Write out the records below word for word, please.

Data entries
----------------------------------------

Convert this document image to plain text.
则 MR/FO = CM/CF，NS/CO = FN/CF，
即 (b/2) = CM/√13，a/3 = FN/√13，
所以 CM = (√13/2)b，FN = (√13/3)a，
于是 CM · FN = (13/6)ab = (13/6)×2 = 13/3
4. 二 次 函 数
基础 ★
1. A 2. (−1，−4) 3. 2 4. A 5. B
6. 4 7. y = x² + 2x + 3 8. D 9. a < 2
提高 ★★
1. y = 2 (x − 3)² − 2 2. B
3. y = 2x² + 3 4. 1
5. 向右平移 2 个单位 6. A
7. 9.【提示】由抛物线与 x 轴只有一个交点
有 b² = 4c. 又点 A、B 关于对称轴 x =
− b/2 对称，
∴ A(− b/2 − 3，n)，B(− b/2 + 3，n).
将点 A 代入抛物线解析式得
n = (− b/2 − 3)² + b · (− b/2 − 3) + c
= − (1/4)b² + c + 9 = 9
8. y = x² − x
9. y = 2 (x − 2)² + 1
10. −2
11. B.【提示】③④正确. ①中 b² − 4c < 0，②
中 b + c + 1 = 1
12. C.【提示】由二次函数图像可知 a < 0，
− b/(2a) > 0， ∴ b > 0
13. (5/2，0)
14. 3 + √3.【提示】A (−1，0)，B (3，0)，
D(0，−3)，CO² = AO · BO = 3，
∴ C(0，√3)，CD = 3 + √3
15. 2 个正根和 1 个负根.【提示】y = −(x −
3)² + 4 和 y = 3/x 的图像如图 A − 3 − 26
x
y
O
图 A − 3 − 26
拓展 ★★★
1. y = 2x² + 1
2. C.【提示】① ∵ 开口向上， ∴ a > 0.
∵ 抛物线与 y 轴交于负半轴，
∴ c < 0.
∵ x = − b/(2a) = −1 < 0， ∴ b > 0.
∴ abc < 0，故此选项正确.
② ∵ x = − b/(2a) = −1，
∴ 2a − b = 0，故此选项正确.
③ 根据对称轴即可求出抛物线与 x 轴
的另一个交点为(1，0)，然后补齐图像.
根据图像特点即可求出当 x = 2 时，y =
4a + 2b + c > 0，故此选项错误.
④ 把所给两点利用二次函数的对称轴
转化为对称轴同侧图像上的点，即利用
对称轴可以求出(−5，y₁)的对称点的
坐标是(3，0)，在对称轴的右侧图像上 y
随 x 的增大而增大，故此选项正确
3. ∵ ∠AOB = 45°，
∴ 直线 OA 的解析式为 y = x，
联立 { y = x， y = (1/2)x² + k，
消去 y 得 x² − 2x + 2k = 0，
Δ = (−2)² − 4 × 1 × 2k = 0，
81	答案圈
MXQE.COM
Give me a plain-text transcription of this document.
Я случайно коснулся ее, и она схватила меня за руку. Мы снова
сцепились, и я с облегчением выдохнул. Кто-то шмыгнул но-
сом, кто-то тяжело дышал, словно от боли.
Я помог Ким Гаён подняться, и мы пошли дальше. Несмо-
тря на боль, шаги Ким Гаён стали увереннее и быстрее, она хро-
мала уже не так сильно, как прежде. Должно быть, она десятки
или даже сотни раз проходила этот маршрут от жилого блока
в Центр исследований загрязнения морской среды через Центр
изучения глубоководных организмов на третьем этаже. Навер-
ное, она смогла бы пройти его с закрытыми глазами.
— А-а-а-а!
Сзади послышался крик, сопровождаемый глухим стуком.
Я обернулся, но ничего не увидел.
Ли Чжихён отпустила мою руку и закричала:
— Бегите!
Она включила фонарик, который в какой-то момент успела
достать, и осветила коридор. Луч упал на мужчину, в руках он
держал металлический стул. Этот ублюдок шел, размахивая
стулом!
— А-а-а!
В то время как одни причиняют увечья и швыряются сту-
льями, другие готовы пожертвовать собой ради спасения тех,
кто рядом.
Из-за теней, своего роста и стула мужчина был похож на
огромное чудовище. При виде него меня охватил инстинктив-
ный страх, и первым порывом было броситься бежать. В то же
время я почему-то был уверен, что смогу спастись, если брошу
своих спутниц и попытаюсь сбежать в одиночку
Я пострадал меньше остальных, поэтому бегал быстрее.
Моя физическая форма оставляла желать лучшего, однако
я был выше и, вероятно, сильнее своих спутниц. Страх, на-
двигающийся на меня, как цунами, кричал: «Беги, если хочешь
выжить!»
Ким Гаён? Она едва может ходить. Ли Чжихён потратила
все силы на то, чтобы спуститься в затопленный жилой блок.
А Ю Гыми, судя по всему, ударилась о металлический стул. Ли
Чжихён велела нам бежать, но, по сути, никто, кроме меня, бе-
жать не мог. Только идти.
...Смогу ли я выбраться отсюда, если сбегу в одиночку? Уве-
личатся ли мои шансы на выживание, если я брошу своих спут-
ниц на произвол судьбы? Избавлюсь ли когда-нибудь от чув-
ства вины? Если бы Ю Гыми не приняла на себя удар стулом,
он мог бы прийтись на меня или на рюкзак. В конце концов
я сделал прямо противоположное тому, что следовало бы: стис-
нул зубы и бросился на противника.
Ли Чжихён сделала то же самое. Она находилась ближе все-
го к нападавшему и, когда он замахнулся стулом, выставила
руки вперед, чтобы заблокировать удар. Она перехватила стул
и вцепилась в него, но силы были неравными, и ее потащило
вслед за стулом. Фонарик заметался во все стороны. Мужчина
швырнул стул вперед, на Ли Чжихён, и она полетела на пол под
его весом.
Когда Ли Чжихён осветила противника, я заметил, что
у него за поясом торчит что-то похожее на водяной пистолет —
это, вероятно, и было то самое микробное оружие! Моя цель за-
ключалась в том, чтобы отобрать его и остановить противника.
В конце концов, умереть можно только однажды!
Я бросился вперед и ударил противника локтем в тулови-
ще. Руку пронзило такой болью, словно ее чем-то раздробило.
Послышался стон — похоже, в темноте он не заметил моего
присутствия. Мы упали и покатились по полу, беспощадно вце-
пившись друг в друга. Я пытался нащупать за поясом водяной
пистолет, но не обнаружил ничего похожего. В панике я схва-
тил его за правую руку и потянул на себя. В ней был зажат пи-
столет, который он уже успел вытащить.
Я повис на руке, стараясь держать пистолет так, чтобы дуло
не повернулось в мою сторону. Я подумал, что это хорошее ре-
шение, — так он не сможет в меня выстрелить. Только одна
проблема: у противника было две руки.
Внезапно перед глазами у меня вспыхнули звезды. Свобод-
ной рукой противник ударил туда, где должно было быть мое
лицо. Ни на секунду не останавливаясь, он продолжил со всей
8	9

----------------------------------------

◆ **Task solution**:
Convert this document image to plain text.
则 MR/FO = CM/CF，NS/CO = FN/CF，
即 (b/2) = CM/√13，a/3 = FN/√13，
所以 CM = (√13/2)b，FN = (√13/3)a，
于是 CM · FN = (13/6)ab = (13/6)×2 = 13/3
4. 二 次 函 数
基础 ★
1. A 2. (−1，−4) 3. 2 4. A 5. B
6. 4 7. y = x² + 2x + 3 8. D 9. a < 2
提高 ★★
1. y = 2 (x − 3)² − 2 2. B
3. y = 2x² + 3 4. 1
5. 向右平移 2 个单位 6. A
7. 9.【提示】由抛物线与 x 轴只有一个交点
有 b² = 4c. 又点 A、B 关于对称轴 x =
− b/2 对称，
∴ A(− b/2 − 3，n)，B(− b/2 + 3，n).
将点 A 代入抛物线解析式得
n = (− b/2 − 3)² + b · (− b/2 − 3) + c
= − (1/4)b² + c + 9 = 9
8. y = x² − x
9. y = 2 (x − 2)² + 1
10. −2
11. B.【提示】③④正确. ①中 b² − 4c < 0，②
中 b + c + 1 = 1
12. C.【提示】由二次函数图像可知 a < 0，
− b/(2a) > 0， ∴ b > 0
13. (5/2，0)
14. 3 + √3.【提示】A (−1，0)，B (3，0)，
D(0，−3)，CO² = AO · BO = 3，
∴ C(0，√3)，CD = 3 + √3
15. 2 个正根和 1 个负根.【提示】y = −(x −
3)² + 4 和 y = 3/x 的图像如图 A − 3 − 26
x
y
O
图 A − 3 − 26
拓展 ★★★
1. y = 2x² + 1
2. C.【提示】① ∵ 开口向上， ∴ a > 0.
∵ 抛物线与 y 轴交于负半轴，
∴ c < 0.
∵ x = − b/(2a) = −1 < 0， ∴ b > 0.
∴ abc < 0，故此选项正确.
② ∵ x = − b/(2a) = −1，
∴ 2a − b = 0，故此选项正确.
③ 根据对称轴即可求出抛物线与 x 轴
的另一个交点为(1，0)，然后补齐图像.
根据图像特点即可求出当 x = 2 时，y =
4a + 2b + c > 0，故此选项错误.
④ 把所给两点利用二次函数的对称轴
转化为对称轴同侧图像上的点，即利用
对称轴可以求出(−5，y₁)的对称点的
坐标是(3，0)，在对称轴的右侧图像上 y
随 x 的增大而增大，故此选项正确
3. ∵ ∠AOB = 45°，
∴ 直线 OA 的解析式为 y = x，
联立 { y = x， y = (1/2)x² + k，
消去 y 得 x² − 2x + 2k = 0，
Δ = (−2)² − 4 × 1 × 2k = 0，
81	答案圈
MXQE.COM
Give me a plain-text transcription of this document.
Я случайно коснулся ее, и она схватила меня за руку. Мы снова
сцепились, и я с облегчением выдохнул. Кто-то шмыгнул но-
сом, кто-то тяжело дышал, словно от боли.
Я помог Ким Гаён подняться, и мы пошли дальше. Несмо-
тря на боль, шаги Ким Гаён стали увереннее и быстрее, она хро-
мала уже не так сильно, как прежде. Должно быть, она десятки
или даже сотни раз проходила этот маршрут от жилого блока
в Центр исследований загрязнения морской среды через Центр
изучения глубоководных организмов на третьем этаже. Навер-
ное, она смогла бы пройти его с закрытыми глазами.
— А-а-а-а!
Сзади послышался крик, сопровождаемый глухим стуком.
Я обернулся, но ничего не увидел.
Ли Чжихён отпустила мою руку и закричала:
— Бегите!
Она включила фонарик, который в какой-то момент успела
достать, и осветила коридор. Луч упал на мужчину, в руках он
держал металлический стул. Этот ублюдок шел, размахивая
стулом!
— А-а-а!
В то время как одни причиняют увечья и швыряются сту-
льями, другие готовы пожертвовать собой ради спасения тех,
кто рядом.
Из-за теней, своего роста и стула мужчина был похож на
огромное чудовище. При виде него меня охватил инстинктив-
ный страх, и первым порывом было броситься бежать. В то же
время я почему-то был уверен, что смогу спастись, если брошу
своих спутниц и попытаюсь сбежать в одиночку
Я пострадал меньше остальных, поэтому бегал быстрее.
Моя физическая форма оставляла желать лучшего, однако
я был выше и, вероятно, сильнее своих спутниц. Страх, на-
двигающийся на меня, как цунами, кричал: «Беги, если хочешь
выжить!»
Ким Гаён? Она едва может ходить. Ли Чжихён потратила
все силы на то, чтобы спуститься в затопленный жилой блок.
А Ю Гыми, судя по всему, ударилась о металлический стул. Ли
Чжихён велела нам бежать, но, по сути, никто, кроме меня, бе-
жать не мог. Только идти.
...Смогу ли я выбраться отсюда, если сбегу в одиночку? Уве-
личатся ли мои шансы на выживание, если я брошу своих спут-
ниц на произвол судьбы? Избавлюсь ли когда-нибудь от чув-
ства вины? Если бы Ю Гыми не приняла на себя удар стулом,
он мог бы прийтись на меня или на рюкзак. В конце концов
я сделал прямо противоположное тому, что следовало бы: стис-
нул зубы и бросился на противника.
Ли Чжихён сделала то же самое. Она находилась ближе все-
го к нападавшему и, когда он замахнулся стулом, выставила
руки вперед, чтобы заблокировать удар. Она перехватила стул
и вцепилась в него, но силы были неравными, и ее потащило
вслед за стулом. Фонарик заметался во все стороны. Мужчина
швырнул стул вперед, на Ли Чжихён, и она полетела на пол под
его весом.
Когда Ли Чжихён осветила противника, я заметил, что
у него за поясом торчит что-то похожее на водяной пистолет —
это, вероятно, и было то самое микробное оружие! Моя цель за-
ключалась в том, чтобы отобрать его и остановить противника.
В конце концов, умереть можно только однажды!
Я бросился вперед и ударил противника локтем в тулови-
ще. Руку пронзило такой болью, словно ее чем-то раздробило.
Послышался стон — похоже, в темноте он не заметил моего
присутствия. Мы упали и покатились по полу, беспощадно вце-
пившись друг в друга. Я пытался нащупать за поясом водяной
пистолет, но не обнаружил ничего похожего. В панике я схва-
тил его за правую руку и потянул на себя. В ней был зажат пи-
столет, который он уже успел вытащить.
Я повис на руке, стараясь держать пистолет так, чтобы дуло
не повернулось в мою сторону. Я подумал, что это хорошее ре-
шение, — так он не сможет в меня выстрелить. Только одна
проблема: у противника было две руки.
Внезапно перед глазами у меня вспыхнули звезды. Свобод-
ной рукой противник ударил туда, где должно было быть мое
лицо. Ни на секунду не останавливаясь, он продолжил со всей
8	9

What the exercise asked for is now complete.